**Task:**
Give the material again in full, matching it exactly.

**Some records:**
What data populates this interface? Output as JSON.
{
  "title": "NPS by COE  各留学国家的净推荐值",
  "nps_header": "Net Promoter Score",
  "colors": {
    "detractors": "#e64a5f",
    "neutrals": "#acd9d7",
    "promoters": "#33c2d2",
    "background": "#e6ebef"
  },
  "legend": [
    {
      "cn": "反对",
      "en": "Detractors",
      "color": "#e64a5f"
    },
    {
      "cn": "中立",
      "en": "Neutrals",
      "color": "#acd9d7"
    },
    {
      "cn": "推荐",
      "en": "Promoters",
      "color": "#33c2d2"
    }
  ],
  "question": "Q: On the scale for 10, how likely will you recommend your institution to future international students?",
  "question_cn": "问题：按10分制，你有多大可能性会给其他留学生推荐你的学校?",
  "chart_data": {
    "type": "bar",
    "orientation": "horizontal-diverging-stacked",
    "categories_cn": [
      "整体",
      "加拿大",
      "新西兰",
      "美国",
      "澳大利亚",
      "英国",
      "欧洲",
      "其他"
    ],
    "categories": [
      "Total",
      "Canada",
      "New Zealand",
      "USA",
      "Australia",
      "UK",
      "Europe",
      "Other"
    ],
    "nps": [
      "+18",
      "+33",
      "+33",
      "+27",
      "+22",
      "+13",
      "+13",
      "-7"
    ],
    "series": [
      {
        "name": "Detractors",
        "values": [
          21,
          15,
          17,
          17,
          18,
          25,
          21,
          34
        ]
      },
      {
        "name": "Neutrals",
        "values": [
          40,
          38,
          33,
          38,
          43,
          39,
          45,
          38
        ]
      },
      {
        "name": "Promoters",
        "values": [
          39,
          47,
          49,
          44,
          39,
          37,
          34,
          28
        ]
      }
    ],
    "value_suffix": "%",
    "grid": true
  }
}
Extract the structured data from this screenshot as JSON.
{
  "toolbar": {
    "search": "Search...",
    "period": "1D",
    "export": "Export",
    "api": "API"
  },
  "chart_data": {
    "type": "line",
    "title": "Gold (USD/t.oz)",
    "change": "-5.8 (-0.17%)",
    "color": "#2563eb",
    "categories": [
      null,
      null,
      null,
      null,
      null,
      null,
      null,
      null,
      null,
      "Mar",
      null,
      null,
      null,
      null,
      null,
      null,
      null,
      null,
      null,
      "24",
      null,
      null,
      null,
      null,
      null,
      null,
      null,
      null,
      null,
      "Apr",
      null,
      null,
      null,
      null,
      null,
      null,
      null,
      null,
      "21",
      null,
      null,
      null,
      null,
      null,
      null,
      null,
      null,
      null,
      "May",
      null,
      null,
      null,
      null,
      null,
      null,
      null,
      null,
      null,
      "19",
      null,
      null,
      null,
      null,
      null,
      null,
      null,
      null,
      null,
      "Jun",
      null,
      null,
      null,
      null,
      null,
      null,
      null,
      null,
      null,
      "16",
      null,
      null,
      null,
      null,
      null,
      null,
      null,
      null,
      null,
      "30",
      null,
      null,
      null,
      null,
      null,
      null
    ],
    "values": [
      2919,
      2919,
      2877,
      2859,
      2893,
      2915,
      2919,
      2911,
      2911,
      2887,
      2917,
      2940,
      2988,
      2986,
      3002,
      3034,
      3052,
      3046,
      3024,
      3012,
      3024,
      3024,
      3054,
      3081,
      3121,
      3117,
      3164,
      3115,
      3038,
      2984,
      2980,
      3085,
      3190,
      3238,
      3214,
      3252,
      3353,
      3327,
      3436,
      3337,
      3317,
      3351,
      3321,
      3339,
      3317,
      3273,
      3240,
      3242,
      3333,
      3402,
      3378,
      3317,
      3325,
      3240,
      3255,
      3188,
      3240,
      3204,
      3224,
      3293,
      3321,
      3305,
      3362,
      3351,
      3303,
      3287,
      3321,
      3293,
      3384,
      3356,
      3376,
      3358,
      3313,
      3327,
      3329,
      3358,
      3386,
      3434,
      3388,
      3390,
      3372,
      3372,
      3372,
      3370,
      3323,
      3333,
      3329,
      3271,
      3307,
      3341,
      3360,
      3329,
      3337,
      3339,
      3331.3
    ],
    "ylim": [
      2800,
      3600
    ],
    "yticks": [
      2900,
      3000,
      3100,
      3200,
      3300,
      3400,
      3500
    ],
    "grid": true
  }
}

**Task response:**
What data populates this interface? Output as JSON.
{
  "title": "NPS by COE  各留学国家的净推荐值",
  "nps_header": "Net Promoter Score",
  "colors": {
    "detractors": "#e64a5f",
    "neutrals": "#acd9d7",
    "promoters": "#33c2d2",
    "background": "#e6ebef"
  },
  "legend": [
    {
      "cn": "反对",
      "en": "Detractors",
      "color": "#e64a5f"
    },
    {
      "cn": "中立",
      "en": "Neutrals",
      "color": "#acd9d7"
    },
    {
      "cn": "推荐",
      "en": "Promoters",
      "color": "#33c2d2"
    }
  ],
  "question": "Q: On the scale for 10, how likely will you recommend your institution to future international students?",
  "question_cn": "问题：按10分制，你有多大可能性会给其他留学生推荐你的学校?",
  "chart_data": {
    "type": "bar",
    "orientation": "horizontal-diverging-stacked",
    "categories_cn": [
      "整体",
      "加拿大",
      "新西兰",
      "美国",
      "澳大利亚",
      "英国",
      "欧洲",
      "其他"
    ],
    "categories": [
      "Total",
      "Canada",
      "New Zealand",
      "USA",
      "Australia",
      "UK",
      "Europe",
      "Other"
    ],
    "nps": [
      "+18",
      "+33",
      "+33",
      "+27",
      "+22",
      "+13",
      "+13",
      "-7"
    ],
    "series": [
      {
        "name": "Detractors",
        "values": [
          21,
          15,
          17,
          17,
          18,
          25,
          21,
          34
        ]
      },
      {
        "name": "Neutrals",
        "values": [
          40,
          38,
          33,
          38,
          43,
          39,
          45,
          38
        ]
      },
      {
        "name": "Promoters",
        "values": [
          39,
          47,
          49,
          44,
          39,
          37,
          34,
          28
        ]
      }
    ],
    "value_suffix": "%",
    "grid": true
  }
}
Extract the structured data from this screenshot as JSON.
{
  "toolbar": {
    "search": "Search...",
    "period": "1D",
    "export": "Export",
    "api": "API"
  },
  "chart_data": {
    "type": "line",
    "title": "Gold (USD/t.oz)",
    "change": "-5.8 (-0.17%)",
    "color": "#2563eb",
    "categories": [
      null,
      null,
      null,
      null,
      null,
      null,
      null,
      null,
      null,
      "Mar",
      null,
      null,
      null,
      null,
      null,
      null,
      null,
      null,
      null,
      "24",
      null,
      null,
      null,
      null,
      null,
      null,
      null,
      null,
      null,
      "Apr",
      null,
      null,
      null,
      null,
      null,
      null,
      null,
      null,
      "21",
      null,
      null,
      null,
      null,
      null,
      null,
      null,
      null,
      null,
      "May",
      null,
      null,
      null,
      null,
      null,
      null,
      null,
      null,
      null,
      "19",
      null,
      null,
      null,
      null,
      null,
      null,
      null,
      null,
      null,
      "Jun",
      null,
      null,
      null,
      null,
      null,
      null,
      null,
      null,
      null,
      "16",
      null,
      null,
      null,
      null,
      null,
      null,
      null,
      null,
      null,
      "30",
      null,
      null,
      null,
      null,
      null,
      null
    ],
    "values": [
      2919,
      2919,
      2877,
      2859,
      2893,
      2915,
      2919,
      2911,
      2911,
      2887,
      2917,
      2940,
      2988,
      2986,
      3002,
      3034,
      3052,
      3046,
      3024,
      3012,
      3024,
      3024,
      3054,
      3081,
      3121,
      3117,
      3164,
      3115,
      3038,
      2984,
      2980,
      3085,
      3190,
      3238,
      3214,
      3252,
      3353,
      3327,
      3436,
      3337,
      3317,
      3351,
      3321,
      3339,
      3317,
      3273,
      3240,
      3242,
      3333,
      3402,
      3378,
      3317,
      3325,
      3240,
      3255,
      3188,
      3240,
      3204,
      3224,
      3293,
      3321,
      3305,
      3362,
      3351,
      3303,
      3287,
      3321,
      3293,
      3384,
      3356,
      3376,
      3358,
      3313,
      3327,
      3329,
      3358,
      3386,
      3434,
      3388,
      3390,
      3372,
      3372,
      3372,
      3370,
      3323,
      3333,
      3329,
      3271,
      3307,
      3341,
      3360,
      3329,
      3337,
      3339,
      3331.3
    ],
    "ylim": [
      2800,
      3600
    ],
    "yticks": [
      2900,
      3000,
      3100,
      3200,
      3300,
      3400,
      3500
    ],
    "grid": true
  }
}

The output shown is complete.